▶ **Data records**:
-- START --

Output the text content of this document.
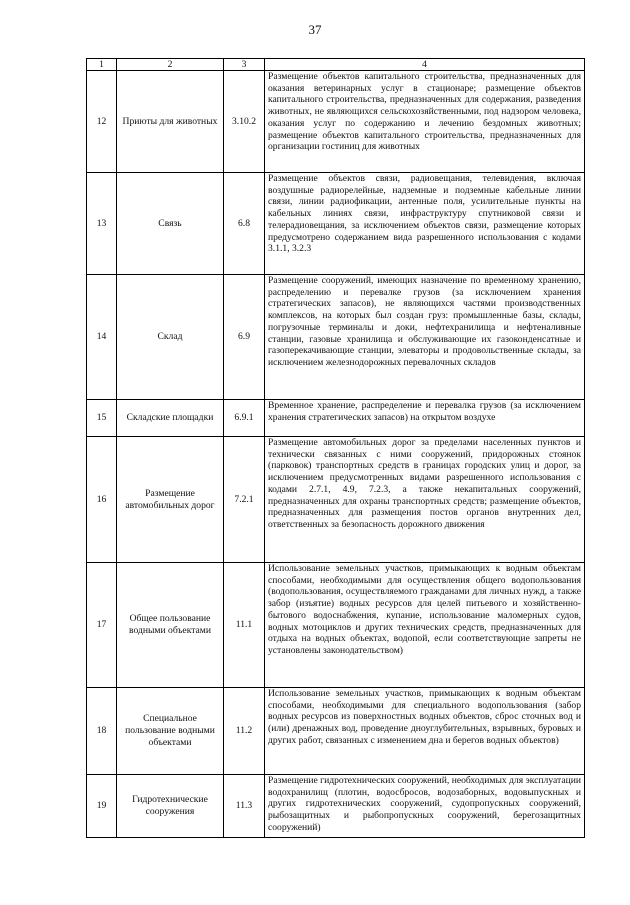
37
1	2	3	4
12	Приюты для животных	3.10.2	Размещение объектов капитального строительства, предназначенных для оказания ветеринарных услуг в стационаре; размещение объектов капитального строительства, предназначенных для содержания, разведения животных, не являющихся сельскохозяйственными, под надзором человека, оказания услуг по содержанию и лечению бездомных животных; размещение объектов капитального строительства, предназначенных для организации гостиниц для животных
13	Связь	6.8	Размещение объектов связи, радиовещания, телевидения, включая воздушные радиорелейные, надземные и подземные кабельные линии связи, линии радиофикации, антенные поля, усилительные пункты на кабельных линиях связи, инфраструктуру спутниковой связи и телерадиовещания, за исключением объектов связи, размещение которых предусмотрено содержанием вида разрешенного использования с кодами 3.1.1, 3.2.3
14	Склад	6.9	Размещение сооружений, имеющих назначение по временному хранению, распределению и перевалке грузов (за исключением хранения стратегических запасов), не являющихся частями производственных комплексов, на которых был создан груз: промышленные базы, склады, погрузочные терминалы и доки, нефтехранилища и нефтеналивные станции, газовые хранилища и обслуживающие их газоконденсатные и газоперекачивающие станции, элеваторы и продовольственные склады, за исключением железнодорожных перевалочных складов
15	Складские площадки	6.9.1	Временное хранение, распределение и перевалка грузов (за исключением хранения стратегических запасов) на открытом воздухе
16	Размещение автомобильных дорог	7.2.1	Размещение автомобильных дорог за пределами населенных пунктов и технически связанных с ними сооружений, придорожных стоянок (парковок) транспортных средств в границах городских улиц и дорог, за исключением предусмотренных видами разрешенного использования с кодами 2.7.1, 4.9, 7.2.3, а также некапитальных сооружений, предназначенных для охраны транспортных средств; размещение объектов, предназначенных для размещения постов органов внутренних дел, ответственных за безопасность дорожного движения
17	Общее пользование водными объектами	11.1	Использование земельных участков, примыкающих к водным объектам способами, необходимыми для осуществления общего водопользования (водопользования, осуществляемого гражданами для личных нужд, а также забор (изъятие) водных ресурсов для целей питьевого и хозяйственно-бытового водоснабжения, купание, использование маломерных судов, водных мотоциклов и других технических средств, предназначенных для отдыха на водных объектах, водопой, если соответствующие запреты не установлены законодательством)
18	Специальное пользование водными объектами	11.2	Использование земельных участков, примыкающих к водным объектам способами, необходимыми для специального водопользования (забор водных ресурсов из поверхностных водных объектов, сброс сточных вод и (или) дренажных вод, проведение дноуглубительных, взрывных, буровых и других работ, связанных с изменением дна и берегов водных объектов)
19	Гидротехнические сооружения	11.3	Размещение гидротехнических сооружений, необходимых для эксплуатации водохранилищ (плотин, водосбросов, водозаборных, водовыпускных и других гидротехнических сооружений, судопропускных сооружений, рыбозащитных и рыбопропускных сооружений, берегозащитных сооружений)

-- END --

Copy every line in the listing above where the string "Использование" turns up.

17	Общее пользование водными объектами	11.1	Использование земельных участков, примыкающих к водным объектам способами, необходимыми для осуществления общего водопользования (водопользования, осуществляемого гражданами для личных нужд, а также забор (изъятие) водных ресурсов для целей питьевого и хозяйственно-бытового водоснабжения, купание, использование маломерных судов, водных мотоциклов и других технических средств, предназначенных для отдыха на водных объектах, водопой, если соответствующие запреты не установлены законодательством)
18	Специальное пользование водными объектами	11.2	Использование земельных участков, примыкающих к водным объектам способами, необходимыми для специального водопользования (забор водных ресурсов из поверхностных водных объектов, сброс сточных вод и (или) дренажных вод, проведение дноуглубительных, взрывных, буровых и других работ, связанных с изменением дна и берегов водных объектов)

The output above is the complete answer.